Instruction:
Repeat every line of the listing below word for word.

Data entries
_ _ _ _ _ _ _
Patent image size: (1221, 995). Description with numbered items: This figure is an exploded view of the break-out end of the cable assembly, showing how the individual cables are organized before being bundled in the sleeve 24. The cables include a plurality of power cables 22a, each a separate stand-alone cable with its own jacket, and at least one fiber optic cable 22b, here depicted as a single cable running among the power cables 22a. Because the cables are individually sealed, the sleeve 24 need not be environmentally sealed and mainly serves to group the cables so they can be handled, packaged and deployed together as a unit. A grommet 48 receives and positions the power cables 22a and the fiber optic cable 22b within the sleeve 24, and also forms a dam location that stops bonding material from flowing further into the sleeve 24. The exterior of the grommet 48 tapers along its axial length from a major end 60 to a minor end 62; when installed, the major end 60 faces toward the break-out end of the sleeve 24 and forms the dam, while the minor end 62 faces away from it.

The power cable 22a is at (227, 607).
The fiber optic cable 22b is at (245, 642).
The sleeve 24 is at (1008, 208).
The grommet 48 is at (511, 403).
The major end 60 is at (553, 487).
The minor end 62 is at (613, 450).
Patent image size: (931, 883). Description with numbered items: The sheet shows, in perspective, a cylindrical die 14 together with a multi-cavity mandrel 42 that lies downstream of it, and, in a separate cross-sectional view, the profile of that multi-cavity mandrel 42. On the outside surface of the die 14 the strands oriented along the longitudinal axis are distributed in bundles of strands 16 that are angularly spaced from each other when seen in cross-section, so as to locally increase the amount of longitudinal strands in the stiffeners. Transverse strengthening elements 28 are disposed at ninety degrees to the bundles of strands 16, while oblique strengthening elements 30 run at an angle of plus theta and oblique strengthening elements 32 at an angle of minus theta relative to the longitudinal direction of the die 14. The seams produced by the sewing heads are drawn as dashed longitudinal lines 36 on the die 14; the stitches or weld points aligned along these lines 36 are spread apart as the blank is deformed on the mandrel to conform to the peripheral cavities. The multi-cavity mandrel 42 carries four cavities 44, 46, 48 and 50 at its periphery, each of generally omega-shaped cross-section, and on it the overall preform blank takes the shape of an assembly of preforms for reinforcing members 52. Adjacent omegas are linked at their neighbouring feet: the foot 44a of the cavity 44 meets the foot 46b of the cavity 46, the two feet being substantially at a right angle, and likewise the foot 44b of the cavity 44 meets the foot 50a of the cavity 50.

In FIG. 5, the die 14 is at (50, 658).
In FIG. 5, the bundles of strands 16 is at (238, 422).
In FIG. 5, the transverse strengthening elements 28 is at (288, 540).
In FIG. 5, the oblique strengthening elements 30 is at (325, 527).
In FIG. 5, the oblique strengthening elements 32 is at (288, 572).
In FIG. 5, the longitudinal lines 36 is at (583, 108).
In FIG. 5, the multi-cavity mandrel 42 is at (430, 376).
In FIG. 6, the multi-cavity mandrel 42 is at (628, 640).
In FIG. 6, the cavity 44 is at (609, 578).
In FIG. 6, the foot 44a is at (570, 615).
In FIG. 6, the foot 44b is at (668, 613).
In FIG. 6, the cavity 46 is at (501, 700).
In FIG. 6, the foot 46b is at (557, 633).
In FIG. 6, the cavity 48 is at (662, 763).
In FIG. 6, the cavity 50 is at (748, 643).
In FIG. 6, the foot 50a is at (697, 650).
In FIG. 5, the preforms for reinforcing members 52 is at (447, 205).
_ _ _ _ _ _ _
Answer in full:
Patent image size: (1221, 995). Description with numbered items: This figure is an exploded view of the break-out end of the cable assembly, showing how the individual cables are organized before being bundled in the sleeve 24. The cables include a plurality of power cables 22a, each a separate stand-alone cable with its own jacket, and at least one fiber optic cable 22b, here depicted as a single cable running among the power cables 22a. Because the cables are individually sealed, the sleeve 24 need not be environmentally sealed and mainly serves to group the cables so they can be handled, packaged and deployed together as a unit. A grommet 48 receives and positions the power cables 22a and the fiber optic cable 22b within the sleeve 24, and also forms a dam location that stops bonding material from flowing further into the sleeve 24. The exterior of the grommet 48 tapers along its axial length from a major end 60 to a minor end 62; when installed, the major end 60 faces toward the break-out end of the sleeve 24 and forms the dam, while the minor end 62 faces away from it.

The power cable 22a is at (227, 607).
The fiber optic cable 22b is at (245, 642).
The sleeve 24 is at (1008, 208).
The grommet 48 is at (511, 403).
The major end 60 is at (553, 487).
The minor end 62 is at (613, 450).
Patent image size: (931, 883). Description with numbered items: The sheet shows, in perspective, a cylindrical die 14 together with a multi-cavity mandrel 42 that lies downstream of it, and, in a separate cross-sectional view, the profile of that multi-cavity mandrel 42. On the outside surface of the die 14 the strands oriented along the longitudinal axis are distributed in bundles of strands 16 that are angularly spaced from each other when seen in cross-section, so as to locally increase the amount of longitudinal strands in the stiffeners. Transverse strengthening elements 28 are disposed at ninety degrees to the bundles of strands 16, while oblique strengthening elements 30 run at an angle of plus theta and oblique strengthening elements 32 at an angle of minus theta relative to the longitudinal direction of the die 14. The seams produced by the sewing heads are drawn as dashed longitudinal lines 36 on the die 14; the stitches or weld points aligned along these lines 36 are spread apart as the blank is deformed on the mandrel to conform to the peripheral cavities. The multi-cavity mandrel 42 carries four cavities 44, 46, 48 and 50 at its periphery, each of generally omega-shaped cross-section, and on it the overall preform blank takes the shape of an assembly of preforms for reinforcing members 52. Adjacent omegas are linked at their neighbouring feet: the foot 44a of the cavity 44 meets the foot 46b of the cavity 46, the two feet being substantially at a right angle, and likewise the foot 44b of the cavity 44 meets the foot 50a of the cavity 50.

In FIG. 5, the die 14 is at (50, 658).
In FIG. 5, the bundles of strands 16 is at (238, 422).
In FIG. 5, the transverse strengthening elements 28 is at (288, 540).
In FIG. 5, the oblique strengthening elements 30 is at (325, 527).
In FIG. 5, the oblique strengthening elements 32 is at (288, 572).
In FIG. 5, the longitudinal lines 36 is at (583, 108).
In FIG. 5, the multi-cavity mandrel 42 is at (430, 376).
In FIG. 6, the multi-cavity mandrel 42 is at (628, 640).
In FIG. 6, the cavity 44 is at (609, 578).
In FIG. 6, the foot 44a is at (570, 615).
In FIG. 6, the foot 44b is at (668, 613).
In FIG. 6, the cavity 46 is at (501, 700).
In FIG. 6, the foot 46b is at (557, 633).
In FIG. 6, the cavity 48 is at (662, 763).
In FIG. 6, the cavity 50 is at (748, 643).
In FIG. 6, the foot 50a is at (697, 650).
In FIG. 5, the preforms for reinforcing members 52 is at (447, 205).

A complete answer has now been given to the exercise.